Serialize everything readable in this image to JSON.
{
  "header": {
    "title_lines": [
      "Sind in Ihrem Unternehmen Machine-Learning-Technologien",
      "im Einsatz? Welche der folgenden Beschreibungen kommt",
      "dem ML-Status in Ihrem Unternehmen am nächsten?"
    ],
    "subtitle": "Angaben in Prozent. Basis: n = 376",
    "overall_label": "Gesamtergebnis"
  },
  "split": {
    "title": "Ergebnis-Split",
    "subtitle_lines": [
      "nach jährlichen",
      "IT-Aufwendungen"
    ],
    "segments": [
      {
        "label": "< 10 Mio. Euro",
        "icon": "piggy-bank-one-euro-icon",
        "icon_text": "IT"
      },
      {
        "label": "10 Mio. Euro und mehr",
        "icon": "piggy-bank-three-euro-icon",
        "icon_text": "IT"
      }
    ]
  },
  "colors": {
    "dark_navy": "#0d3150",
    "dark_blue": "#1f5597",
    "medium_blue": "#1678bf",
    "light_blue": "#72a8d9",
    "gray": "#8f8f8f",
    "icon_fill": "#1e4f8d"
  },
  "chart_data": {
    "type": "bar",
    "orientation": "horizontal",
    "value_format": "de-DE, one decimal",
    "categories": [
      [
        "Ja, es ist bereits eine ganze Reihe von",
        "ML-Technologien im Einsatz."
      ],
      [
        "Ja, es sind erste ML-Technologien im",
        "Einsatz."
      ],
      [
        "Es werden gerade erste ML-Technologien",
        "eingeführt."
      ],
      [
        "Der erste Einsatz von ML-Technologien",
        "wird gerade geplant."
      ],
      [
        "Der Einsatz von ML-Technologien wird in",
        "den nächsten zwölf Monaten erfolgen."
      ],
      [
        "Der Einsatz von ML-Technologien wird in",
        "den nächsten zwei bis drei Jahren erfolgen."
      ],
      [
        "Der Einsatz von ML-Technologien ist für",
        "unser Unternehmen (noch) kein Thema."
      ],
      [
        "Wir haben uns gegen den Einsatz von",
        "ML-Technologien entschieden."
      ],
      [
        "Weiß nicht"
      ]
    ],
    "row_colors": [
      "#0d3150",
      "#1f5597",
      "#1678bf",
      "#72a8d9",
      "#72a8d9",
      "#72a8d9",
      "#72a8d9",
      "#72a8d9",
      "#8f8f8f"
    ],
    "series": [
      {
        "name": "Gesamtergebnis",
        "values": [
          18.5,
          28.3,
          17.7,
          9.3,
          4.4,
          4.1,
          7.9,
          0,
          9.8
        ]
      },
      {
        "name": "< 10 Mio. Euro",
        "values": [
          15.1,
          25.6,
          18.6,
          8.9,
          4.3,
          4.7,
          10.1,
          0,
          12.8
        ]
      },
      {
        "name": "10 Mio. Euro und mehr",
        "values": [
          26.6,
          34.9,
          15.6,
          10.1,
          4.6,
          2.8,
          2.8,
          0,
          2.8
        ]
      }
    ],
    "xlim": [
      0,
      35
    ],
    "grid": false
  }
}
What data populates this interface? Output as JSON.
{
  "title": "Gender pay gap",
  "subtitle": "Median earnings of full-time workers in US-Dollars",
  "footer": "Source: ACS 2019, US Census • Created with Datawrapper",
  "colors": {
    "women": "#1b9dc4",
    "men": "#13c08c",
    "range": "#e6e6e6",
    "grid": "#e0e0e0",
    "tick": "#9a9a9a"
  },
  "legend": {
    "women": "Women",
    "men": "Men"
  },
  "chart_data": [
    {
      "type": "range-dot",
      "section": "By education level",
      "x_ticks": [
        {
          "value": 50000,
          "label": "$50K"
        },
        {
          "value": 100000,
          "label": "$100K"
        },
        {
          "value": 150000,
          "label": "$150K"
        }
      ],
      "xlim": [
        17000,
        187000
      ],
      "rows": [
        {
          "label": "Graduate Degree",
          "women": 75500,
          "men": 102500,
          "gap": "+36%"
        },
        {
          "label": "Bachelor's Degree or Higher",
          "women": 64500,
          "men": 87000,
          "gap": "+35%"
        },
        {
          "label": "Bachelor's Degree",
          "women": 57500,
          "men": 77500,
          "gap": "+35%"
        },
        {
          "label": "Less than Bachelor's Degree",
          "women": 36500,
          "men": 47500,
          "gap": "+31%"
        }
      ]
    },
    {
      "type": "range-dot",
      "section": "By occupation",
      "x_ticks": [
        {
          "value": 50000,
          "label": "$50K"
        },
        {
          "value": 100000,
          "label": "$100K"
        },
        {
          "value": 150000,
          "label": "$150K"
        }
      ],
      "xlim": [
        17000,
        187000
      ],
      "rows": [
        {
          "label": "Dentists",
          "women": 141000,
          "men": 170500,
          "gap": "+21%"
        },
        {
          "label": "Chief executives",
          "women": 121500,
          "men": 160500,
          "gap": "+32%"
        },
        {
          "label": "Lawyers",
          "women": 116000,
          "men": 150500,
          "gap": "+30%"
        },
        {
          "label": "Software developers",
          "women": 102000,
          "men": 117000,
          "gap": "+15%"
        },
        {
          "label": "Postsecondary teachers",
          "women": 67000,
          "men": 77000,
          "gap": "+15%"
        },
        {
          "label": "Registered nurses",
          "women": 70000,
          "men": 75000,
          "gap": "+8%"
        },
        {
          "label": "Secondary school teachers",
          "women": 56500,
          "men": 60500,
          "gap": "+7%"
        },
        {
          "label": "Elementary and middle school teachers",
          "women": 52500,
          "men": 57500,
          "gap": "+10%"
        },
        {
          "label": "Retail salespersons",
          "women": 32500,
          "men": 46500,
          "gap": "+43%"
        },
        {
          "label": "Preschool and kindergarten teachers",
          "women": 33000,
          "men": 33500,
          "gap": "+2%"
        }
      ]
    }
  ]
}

###

- **Exercise instructions**: Wherever "JSON" shows up in a line, copy that line.

- **Worked answer**:
Serialize everything readable in this image to JSON.
What data populates this interface? Output as JSON.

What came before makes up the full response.